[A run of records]
* START *

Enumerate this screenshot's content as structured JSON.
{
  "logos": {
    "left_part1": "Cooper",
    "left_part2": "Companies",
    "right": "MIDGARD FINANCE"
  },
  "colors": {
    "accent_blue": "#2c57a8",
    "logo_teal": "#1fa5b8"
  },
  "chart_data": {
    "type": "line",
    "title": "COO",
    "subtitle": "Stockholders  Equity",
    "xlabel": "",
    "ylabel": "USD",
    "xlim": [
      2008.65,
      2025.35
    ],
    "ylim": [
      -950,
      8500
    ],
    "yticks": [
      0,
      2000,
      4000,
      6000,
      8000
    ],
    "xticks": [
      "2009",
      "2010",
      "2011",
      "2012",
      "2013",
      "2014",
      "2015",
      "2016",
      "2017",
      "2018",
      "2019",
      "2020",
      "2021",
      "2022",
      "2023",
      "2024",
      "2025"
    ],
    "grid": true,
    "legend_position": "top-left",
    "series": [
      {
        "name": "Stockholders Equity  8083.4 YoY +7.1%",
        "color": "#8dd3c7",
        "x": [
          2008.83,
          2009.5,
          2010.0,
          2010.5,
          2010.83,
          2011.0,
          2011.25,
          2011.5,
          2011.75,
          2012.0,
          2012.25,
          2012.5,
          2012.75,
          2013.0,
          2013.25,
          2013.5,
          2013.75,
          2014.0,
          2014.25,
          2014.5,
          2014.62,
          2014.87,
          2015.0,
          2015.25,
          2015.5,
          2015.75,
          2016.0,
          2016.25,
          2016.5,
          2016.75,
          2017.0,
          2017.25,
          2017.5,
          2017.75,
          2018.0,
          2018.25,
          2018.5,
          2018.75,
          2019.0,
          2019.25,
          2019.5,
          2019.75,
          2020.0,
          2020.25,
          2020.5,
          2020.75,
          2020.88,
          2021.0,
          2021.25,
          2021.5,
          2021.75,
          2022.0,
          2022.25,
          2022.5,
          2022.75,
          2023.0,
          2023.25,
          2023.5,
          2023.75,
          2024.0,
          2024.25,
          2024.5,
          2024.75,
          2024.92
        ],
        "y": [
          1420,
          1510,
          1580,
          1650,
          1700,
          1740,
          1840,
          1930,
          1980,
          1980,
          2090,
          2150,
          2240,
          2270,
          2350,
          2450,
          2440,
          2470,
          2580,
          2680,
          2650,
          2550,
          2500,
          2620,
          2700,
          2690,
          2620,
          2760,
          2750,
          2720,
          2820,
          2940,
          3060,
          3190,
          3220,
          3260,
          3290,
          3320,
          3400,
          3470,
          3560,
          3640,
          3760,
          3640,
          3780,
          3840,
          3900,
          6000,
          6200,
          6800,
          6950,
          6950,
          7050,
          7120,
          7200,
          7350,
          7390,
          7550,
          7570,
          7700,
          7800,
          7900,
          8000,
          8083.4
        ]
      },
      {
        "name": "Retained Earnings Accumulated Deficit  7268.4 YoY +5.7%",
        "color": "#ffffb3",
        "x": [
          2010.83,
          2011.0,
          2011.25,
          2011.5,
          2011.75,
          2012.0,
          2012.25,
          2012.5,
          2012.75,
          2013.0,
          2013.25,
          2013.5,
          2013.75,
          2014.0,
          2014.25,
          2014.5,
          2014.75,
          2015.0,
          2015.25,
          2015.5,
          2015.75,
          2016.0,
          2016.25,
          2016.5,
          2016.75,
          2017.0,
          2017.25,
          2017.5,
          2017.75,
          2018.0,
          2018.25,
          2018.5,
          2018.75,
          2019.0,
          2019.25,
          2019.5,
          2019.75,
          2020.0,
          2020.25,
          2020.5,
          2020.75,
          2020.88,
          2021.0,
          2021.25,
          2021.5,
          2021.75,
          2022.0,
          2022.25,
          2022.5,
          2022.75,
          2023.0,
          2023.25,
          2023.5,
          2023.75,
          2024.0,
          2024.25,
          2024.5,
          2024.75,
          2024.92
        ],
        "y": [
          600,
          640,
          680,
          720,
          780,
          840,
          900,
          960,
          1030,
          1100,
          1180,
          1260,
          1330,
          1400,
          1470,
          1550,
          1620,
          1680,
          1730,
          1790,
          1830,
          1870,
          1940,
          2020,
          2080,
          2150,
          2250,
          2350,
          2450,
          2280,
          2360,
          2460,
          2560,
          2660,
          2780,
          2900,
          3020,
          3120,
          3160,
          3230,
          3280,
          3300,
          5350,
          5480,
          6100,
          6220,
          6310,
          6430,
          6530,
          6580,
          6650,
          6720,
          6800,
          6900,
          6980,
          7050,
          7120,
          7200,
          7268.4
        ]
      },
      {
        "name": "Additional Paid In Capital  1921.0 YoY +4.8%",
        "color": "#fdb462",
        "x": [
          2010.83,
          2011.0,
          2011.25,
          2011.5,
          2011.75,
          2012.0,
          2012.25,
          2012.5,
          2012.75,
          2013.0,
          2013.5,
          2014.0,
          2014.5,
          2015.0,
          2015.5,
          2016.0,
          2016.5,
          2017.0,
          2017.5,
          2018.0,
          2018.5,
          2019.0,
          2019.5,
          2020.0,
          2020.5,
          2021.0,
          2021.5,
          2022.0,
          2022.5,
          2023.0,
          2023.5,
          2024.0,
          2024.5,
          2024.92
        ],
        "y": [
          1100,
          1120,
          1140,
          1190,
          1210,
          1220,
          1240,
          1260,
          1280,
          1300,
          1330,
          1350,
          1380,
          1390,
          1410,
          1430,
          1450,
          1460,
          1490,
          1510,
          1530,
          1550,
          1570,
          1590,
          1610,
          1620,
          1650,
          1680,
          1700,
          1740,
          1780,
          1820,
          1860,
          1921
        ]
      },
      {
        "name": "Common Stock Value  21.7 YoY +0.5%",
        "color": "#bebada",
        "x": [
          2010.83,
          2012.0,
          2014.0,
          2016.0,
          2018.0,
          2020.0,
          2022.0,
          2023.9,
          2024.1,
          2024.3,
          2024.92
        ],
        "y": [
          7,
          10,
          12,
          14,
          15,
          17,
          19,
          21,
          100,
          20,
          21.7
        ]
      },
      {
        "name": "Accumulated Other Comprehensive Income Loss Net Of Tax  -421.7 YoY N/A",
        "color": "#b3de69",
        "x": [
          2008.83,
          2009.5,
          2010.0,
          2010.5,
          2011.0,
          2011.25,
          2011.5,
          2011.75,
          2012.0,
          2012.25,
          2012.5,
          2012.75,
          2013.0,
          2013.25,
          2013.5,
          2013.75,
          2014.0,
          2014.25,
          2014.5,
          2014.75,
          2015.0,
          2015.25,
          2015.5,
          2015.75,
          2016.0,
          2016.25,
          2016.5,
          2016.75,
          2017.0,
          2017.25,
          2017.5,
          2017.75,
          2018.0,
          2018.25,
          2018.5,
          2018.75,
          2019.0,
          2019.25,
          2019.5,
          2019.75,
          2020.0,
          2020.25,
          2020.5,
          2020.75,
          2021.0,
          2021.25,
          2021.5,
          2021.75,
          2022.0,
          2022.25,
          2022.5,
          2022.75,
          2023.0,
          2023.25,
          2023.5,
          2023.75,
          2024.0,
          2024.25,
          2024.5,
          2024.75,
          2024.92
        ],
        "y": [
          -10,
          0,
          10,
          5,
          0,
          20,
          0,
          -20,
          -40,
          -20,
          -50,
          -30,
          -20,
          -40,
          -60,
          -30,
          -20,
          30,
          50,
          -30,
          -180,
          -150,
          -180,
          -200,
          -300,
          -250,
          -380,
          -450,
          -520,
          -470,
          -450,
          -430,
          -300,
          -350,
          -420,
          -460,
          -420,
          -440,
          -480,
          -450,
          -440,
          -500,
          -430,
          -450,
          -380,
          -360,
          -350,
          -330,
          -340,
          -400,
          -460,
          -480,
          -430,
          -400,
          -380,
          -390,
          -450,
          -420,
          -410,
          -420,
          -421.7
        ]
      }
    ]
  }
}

* END *

**Requirements:** Please repeat the listing above in full and exactly.

**Solution for this exercise:**
Enumerate this screenshot's content as structured JSON.
{
  "logos": {
    "left_part1": "Cooper",
    "left_part2": "Companies",
    "right": "MIDGARD FINANCE"
  },
  "colors": {
    "accent_blue": "#2c57a8",
    "logo_teal": "#1fa5b8"
  },
  "chart_data": {
    "type": "line",
    "title": "COO",
    "subtitle": "Stockholders  Equity",
    "xlabel": "",
    "ylabel": "USD",
    "xlim": [
      2008.65,
      2025.35
    ],
    "ylim": [
      -950,
      8500
    ],
    "yticks": [
      0,
      2000,
      4000,
      6000,
      8000
    ],
    "xticks": [
      "2009",
      "2010",
      "2011",
      "2012",
      "2013",
      "2014",
      "2015",
      "2016",
      "2017",
      "2018",
      "2019",
      "2020",
      "2021",
      "2022",
      "2023",
      "2024",
      "2025"
    ],
    "grid": true,
    "legend_position": "top-left",
    "series": [
      {
        "name": "Stockholders Equity  8083.4 YoY +7.1%",
        "color": "#8dd3c7",
        "x": [
          2008.83,
          2009.5,
          2010.0,
          2010.5,
          2010.83,
          2011.0,
          2011.25,
          2011.5,
          2011.75,
          2012.0,
          2012.25,
          2012.5,
          2012.75,
          2013.0,
          2013.25,
          2013.5,
          2013.75,
          2014.0,
          2014.25,
          2014.5,
          2014.62,
          2014.87,
          2015.0,
          2015.25,
          2015.5,
          2015.75,
          2016.0,
          2016.25,
          2016.5,
          2016.75,
          2017.0,
          2017.25,
          2017.5,
          2017.75,
          2018.0,
          2018.25,
          2018.5,
          2018.75,
          2019.0,
          2019.25,
          2019.5,
          2019.75,
          2020.0,
          2020.25,
          2020.5,
          2020.75,
          2020.88,
          2021.0,
          2021.25,
          2021.5,
          2021.75,
          2022.0,
          2022.25,
          2022.5,
          2022.75,
          2023.0,
          2023.25,
          2023.5,
          2023.75,
          2024.0,
          2024.25,
          2024.5,
          2024.75,
          2024.92
        ],
        "y": [
          1420,
          1510,
          1580,
          1650,
          1700,
          1740,
          1840,
          1930,
          1980,
          1980,
          2090,
          2150,
          2240,
          2270,
          2350,
          2450,
          2440,
          2470,
          2580,
          2680,
          2650,
          2550,
          2500,
          2620,
          2700,
          2690,
          2620,
          2760,
          2750,
          2720,
          2820,
          2940,
          3060,
          3190,
          3220,
          3260,
          3290,
          3320,
          3400,
          3470,
          3560,
          3640,
          3760,
          3640,
          3780,
          3840,
          3900,
          6000,
          6200,
          6800,
          6950,
          6950,
          7050,
          7120,
          7200,
          7350,
          7390,
          7550,
          7570,
          7700,
          7800,
          7900,
          8000,
          8083.4
        ]
      },
      {
        "name": "Retained Earnings Accumulated Deficit  7268.4 YoY +5.7%",
        "color": "#ffffb3",
        "x": [
          2010.83,
          2011.0,
          2011.25,
          2011.5,
          2011.75,
          2012.0,
          2012.25,
          2012.5,
          2012.75,
          2013.0,
          2013.25,
          2013.5,
          2013.75,
          2014.0,
          2014.25,
          2014.5,
          2014.75,
          2015.0,
          2015.25,
          2015.5,
          2015.75,
          2016.0,
          2016.25,
          2016.5,
          2016.75,
          2017.0,
          2017.25,
          2017.5,
          2017.75,
          2018.0,
          2018.25,
          2018.5,
          2018.75,
          2019.0,
          2019.25,
          2019.5,
          2019.75,
          2020.0,
          2020.25,
          2020.5,
          2020.75,
          2020.88,
          2021.0,
          2021.25,
          2021.5,
          2021.75,
          2022.0,
          2022.25,
          2022.5,
          2022.75,
          2023.0,
          2023.25,
          2023.5,
          2023.75,
          2024.0,
          2024.25,
          2024.5,
          2024.75,
          2024.92
        ],
        "y": [
          600,
          640,
          680,
          720,
          780,
          840,
          900,
          960,
          1030,
          1100,
          1180,
          1260,
          1330,
          1400,
          1470,
          1550,
          1620,
          1680,
          1730,
          1790,
          1830,
          1870,
          1940,
          2020,
          2080,
          2150,
          2250,
          2350,
          2450,
          2280,
          2360,
          2460,
          2560,
          2660,
          2780,
          2900,
          3020,
          3120,
          3160,
          3230,
          3280,
          3300,
          5350,
          5480,
          6100,
          6220,
          6310,
          6430,
          6530,
          6580,
          6650,
          6720,
          6800,
          6900,
          6980,
          7050,
          7120,
          7200,
          7268.4
        ]
      },
      {
        "name": "Additional Paid In Capital  1921.0 YoY +4.8%",
        "color": "#fdb462",
        "x": [
          2010.83,
          2011.0,
          2011.25,
          2011.5,
          2011.75,
          2012.0,
          2012.25,
          2012.5,
          2012.75,
          2013.0,
          2013.5,
          2014.0,
          2014.5,
          2015.0,
          2015.5,
          2016.0,
          2016.5,
          2017.0,
          2017.5,
          2018.0,
          2018.5,
          2019.0,
          2019.5,
          2020.0,
          2020.5,
          2021.0,
          2021.5,
          2022.0,
          2022.5,
          2023.0,
          2023.5,
          2024.0,
          2024.5,
          2024.92
        ],
        "y": [
          1100,
          1120,
          1140,
          1190,
          1210,
          1220,
          1240,
          1260,
          1280,
          1300,
          1330,
          1350,
          1380,
          1390,
          1410,
          1430,
          1450,
          1460,
          1490,
          1510,
          1530,
          1550,
          1570,
          1590,
          1610,
          1620,
          1650,
          1680,
          1700,
          1740,
          1780,
          1820,
          1860,
          1921
        ]
      },
      {
        "name": "Common Stock Value  21.7 YoY +0.5%",
        "color": "#bebada",
        "x": [
          2010.83,
          2012.0,
          2014.0,
          2016.0,
          2018.0,
          2020.0,
          2022.0,
          2023.9,
          2024.1,
          2024.3,
          2024.92
        ],
        "y": [
          7,
          10,
          12,
          14,
          15,
          17,
          19,
          21,
          100,
          20,
          21.7
        ]
      },
      {
        "name": "Accumulated Other Comprehensive Income Loss Net Of Tax  -421.7 YoY N/A",
        "color": "#b3de69",
        "x": [
          2008.83,
          2009.5,
          2010.0,
          2010.5,
          2011.0,
          2011.25,
          2011.5,
          2011.75,
          2012.0,
          2012.25,
          2012.5,
          2012.75,
          2013.0,
          2013.25,
          2013.5,
          2013.75,
          2014.0,
          2014.25,
          2014.5,
          2014.75,
          2015.0,
          2015.25,
          2015.5,
          2015.75,
          2016.0,
          2016.25,
          2016.5,
          2016.75,
          2017.0,
          2017.25,
          2017.5,
          2017.75,
          2018.0,
          2018.25,
          2018.5,
          2018.75,
          2019.0,
          2019.25,
          2019.5,
          2019.75,
          2020.0,
          2020.25,
          2020.5,
          2020.75,
          2021.0,
          2021.25,
          2021.5,
          2021.75,
          2022.0,
          2022.25,
          2022.5,
          2022.75,
          2023.0,
          2023.25,
          2023.5,
          2023.75,
          2024.0,
          2024.25,
          2024.5,
          2024.75,
          2024.92
        ],
        "y": [
          -10,
          0,
          10,
          5,
          0,
          20,
          0,
          -20,
          -40,
          -20,
          -50,
          -30,
          -20,
          -40,
          -60,
          -30,
          -20,
          30,
          50,
          -30,
          -180,
          -150,
          -180,
          -200,
          -300,
          -250,
          -380,
          -450,
          -520,
          -470,
          -450,
          -430,
          -300,
          -350,
          -420,
          -460,
          -420,
          -440,
          -480,
          -450,
          -440,
          -500,
          -430,
          -450,
          -380,
          -360,
          -350,
          -330,
          -340,
          -400,
          -460,
          -480,
          -430,
          -400,
          -380,
          -390,
          -450,
          -420,
          -410,
          -420,
          -421.7
        ]
      }
    ]
  }
}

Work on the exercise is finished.